### PROBLEM REQUIREMENTS
Check every line below for the word "What" and show those that hold it.

### DATA TO PROCESS

───

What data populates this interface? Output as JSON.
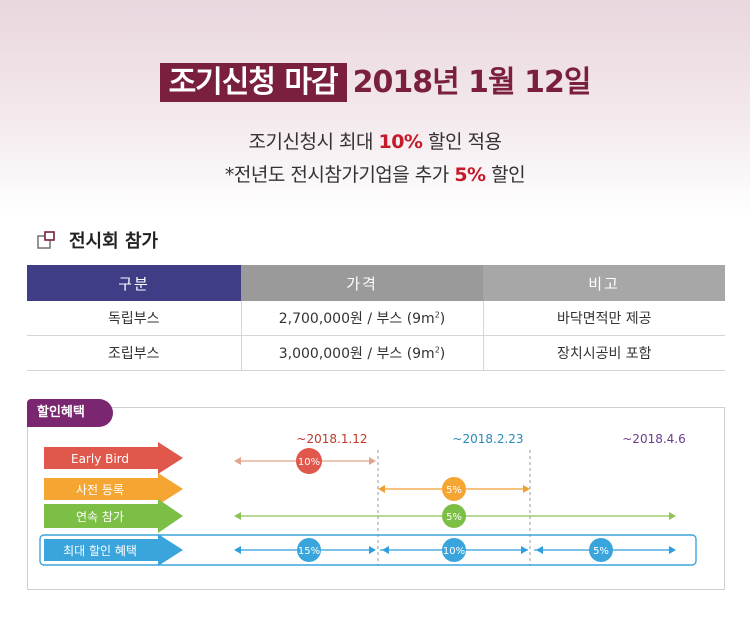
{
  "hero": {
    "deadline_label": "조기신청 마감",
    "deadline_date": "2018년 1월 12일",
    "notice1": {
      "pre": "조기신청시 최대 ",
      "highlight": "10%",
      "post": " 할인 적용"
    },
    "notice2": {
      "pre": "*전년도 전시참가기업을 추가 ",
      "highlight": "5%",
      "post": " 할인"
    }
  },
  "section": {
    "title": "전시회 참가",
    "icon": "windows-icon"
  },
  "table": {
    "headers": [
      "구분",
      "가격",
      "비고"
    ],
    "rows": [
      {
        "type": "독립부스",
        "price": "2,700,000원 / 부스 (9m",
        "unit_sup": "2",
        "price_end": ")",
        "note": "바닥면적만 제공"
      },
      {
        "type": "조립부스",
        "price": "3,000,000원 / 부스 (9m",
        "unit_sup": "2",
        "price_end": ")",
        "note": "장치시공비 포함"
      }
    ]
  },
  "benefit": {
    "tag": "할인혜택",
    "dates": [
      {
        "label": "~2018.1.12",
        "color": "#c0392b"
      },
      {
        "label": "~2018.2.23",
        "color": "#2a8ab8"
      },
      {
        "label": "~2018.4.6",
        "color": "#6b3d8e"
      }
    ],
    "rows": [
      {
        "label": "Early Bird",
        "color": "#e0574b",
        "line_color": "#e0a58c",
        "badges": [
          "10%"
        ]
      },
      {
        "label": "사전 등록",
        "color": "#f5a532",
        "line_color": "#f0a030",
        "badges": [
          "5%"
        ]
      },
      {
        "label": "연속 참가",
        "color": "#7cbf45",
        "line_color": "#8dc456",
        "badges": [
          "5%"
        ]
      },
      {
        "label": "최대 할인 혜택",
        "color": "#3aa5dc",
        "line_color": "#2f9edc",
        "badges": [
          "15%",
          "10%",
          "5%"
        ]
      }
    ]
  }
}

───

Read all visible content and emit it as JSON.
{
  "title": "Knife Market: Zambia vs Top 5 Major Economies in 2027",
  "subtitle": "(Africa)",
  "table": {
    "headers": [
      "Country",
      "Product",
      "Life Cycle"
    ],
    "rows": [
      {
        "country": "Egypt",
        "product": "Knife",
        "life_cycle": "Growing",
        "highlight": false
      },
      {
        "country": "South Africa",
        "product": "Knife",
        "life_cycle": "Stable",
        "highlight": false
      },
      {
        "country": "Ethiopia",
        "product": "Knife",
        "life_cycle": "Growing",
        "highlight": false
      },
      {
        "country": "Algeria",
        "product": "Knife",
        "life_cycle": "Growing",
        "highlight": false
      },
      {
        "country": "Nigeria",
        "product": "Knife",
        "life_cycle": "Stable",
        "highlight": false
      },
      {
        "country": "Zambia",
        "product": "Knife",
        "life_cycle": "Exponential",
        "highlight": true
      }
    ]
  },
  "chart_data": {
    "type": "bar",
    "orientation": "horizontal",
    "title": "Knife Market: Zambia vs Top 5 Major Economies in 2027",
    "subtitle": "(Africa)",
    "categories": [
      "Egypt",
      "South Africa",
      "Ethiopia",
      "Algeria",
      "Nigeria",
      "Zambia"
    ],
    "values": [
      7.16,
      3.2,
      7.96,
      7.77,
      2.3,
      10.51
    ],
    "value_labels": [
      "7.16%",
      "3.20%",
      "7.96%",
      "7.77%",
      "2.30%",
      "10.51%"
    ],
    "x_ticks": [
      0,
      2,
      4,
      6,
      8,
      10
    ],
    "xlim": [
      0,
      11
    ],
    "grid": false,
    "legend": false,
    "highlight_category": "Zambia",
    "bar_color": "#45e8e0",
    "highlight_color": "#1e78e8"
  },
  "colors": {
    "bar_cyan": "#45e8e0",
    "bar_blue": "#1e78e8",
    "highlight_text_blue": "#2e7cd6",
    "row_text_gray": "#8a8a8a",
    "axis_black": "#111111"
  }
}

───

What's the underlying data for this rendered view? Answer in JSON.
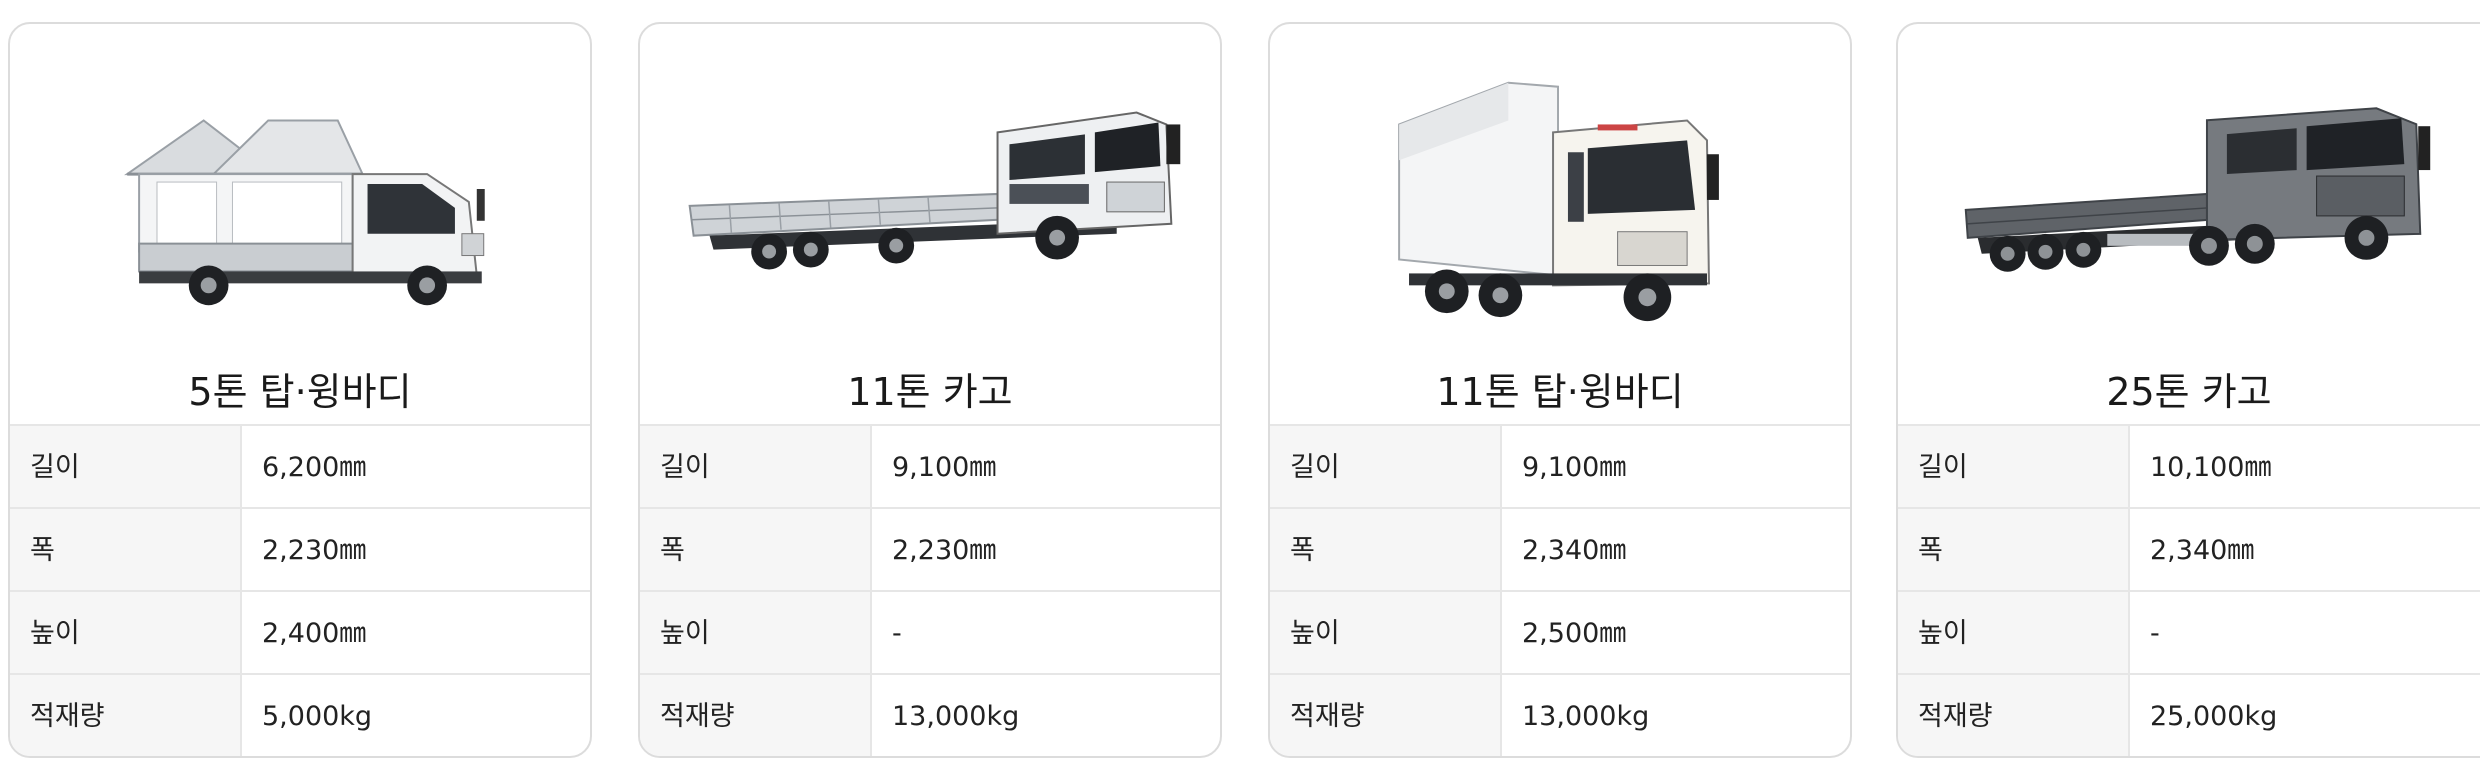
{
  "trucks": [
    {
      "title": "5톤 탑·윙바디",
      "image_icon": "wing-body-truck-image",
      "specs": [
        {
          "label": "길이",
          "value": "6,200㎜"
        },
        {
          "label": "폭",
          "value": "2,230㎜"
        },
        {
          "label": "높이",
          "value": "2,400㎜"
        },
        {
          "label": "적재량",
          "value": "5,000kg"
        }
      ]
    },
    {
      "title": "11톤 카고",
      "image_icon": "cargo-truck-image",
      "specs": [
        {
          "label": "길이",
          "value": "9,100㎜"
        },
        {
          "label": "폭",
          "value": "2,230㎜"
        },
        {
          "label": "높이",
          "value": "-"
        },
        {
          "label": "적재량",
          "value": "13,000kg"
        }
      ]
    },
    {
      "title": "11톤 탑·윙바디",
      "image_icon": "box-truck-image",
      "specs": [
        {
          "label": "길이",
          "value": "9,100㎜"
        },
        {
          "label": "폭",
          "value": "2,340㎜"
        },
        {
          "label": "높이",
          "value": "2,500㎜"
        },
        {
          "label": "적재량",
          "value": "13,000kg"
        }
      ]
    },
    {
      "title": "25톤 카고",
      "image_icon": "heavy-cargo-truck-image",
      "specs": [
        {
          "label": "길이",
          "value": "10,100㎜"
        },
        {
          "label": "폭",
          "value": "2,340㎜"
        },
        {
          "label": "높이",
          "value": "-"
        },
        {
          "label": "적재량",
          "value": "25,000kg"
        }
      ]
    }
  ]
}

───

### EXERCISE OUTPUT
What data populates this interface? Output as JSON.
What's the underlying data for this rendered view? Answer in JSON.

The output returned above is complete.